Data entries for graphics
——————

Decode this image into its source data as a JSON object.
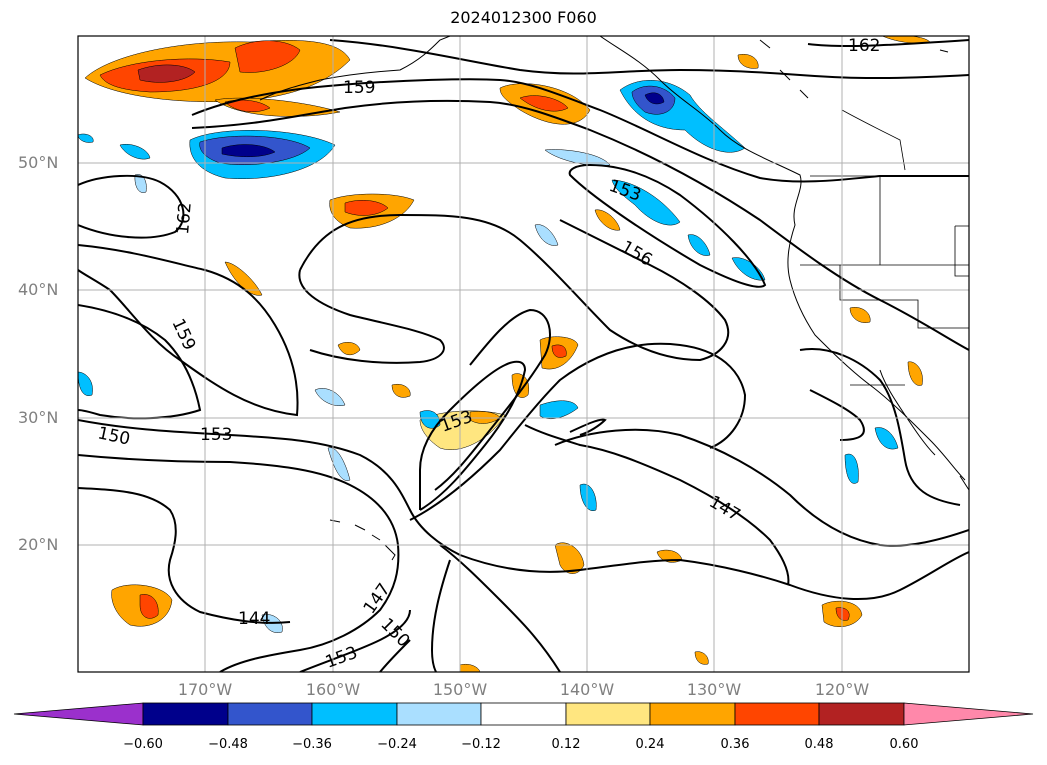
{
  "title": "2024012300 F060",
  "latitude_labels": [
    "50°N",
    "40°N",
    "30°N",
    "20°N"
  ],
  "longitude_labels": [
    "170°W",
    "160°W",
    "150°W",
    "140°W",
    "130°W",
    "120°W"
  ],
  "contour_labels": [
    "162",
    "159",
    "162",
    "153",
    "156",
    "159",
    "150",
    "153",
    "153",
    "147",
    "144",
    "147",
    "150",
    "153"
  ],
  "colorbar": {
    "colors": [
      "#9b30cc",
      "#00008b",
      "#3355cc",
      "#00bfff",
      "#aadfff",
      "#ffffff",
      "#ffe680",
      "#ffa500",
      "#ff4500",
      "#b22222",
      "#ff88aa"
    ],
    "tick_labels": [
      "−0.60",
      "−0.48",
      "−0.36",
      "−0.24",
      "−0.12",
      "0.12",
      "0.24",
      "0.36",
      "0.48",
      "0.60"
    ]
  }
}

——————

## EXERCISE AIM
Leave out the pictures and give the listing above again exactly.

## ANSWER FOR THE TASK
Decode this image into its source data as a JSON object.
{
  "title": "2024012300 F060",
  "latitude_labels": [
    "50°N",
    "40°N",
    "30°N",
    "20°N"
  ],
  "longitude_labels": [
    "170°W",
    "160°W",
    "150°W",
    "140°W",
    "130°W",
    "120°W"
  ],
  "contour_labels": [
    "162",
    "159",
    "162",
    "153",
    "156",
    "159",
    "150",
    "153",
    "153",
    "147",
    "144",
    "147",
    "150",
    "153"
  ],
  "colorbar": {
    "colors": [
      "#9b30cc",
      "#00008b",
      "#3355cc",
      "#00bfff",
      "#aadfff",
      "#ffffff",
      "#ffe680",
      "#ffa500",
      "#ff4500",
      "#b22222",
      "#ff88aa"
    ],
    "tick_labels": [
      "−0.60",
      "−0.48",
      "−0.36",
      "−0.24",
      "−0.12",
      "0.12",
      "0.24",
      "0.36",
      "0.48",
      "0.60"
    ]
  }
}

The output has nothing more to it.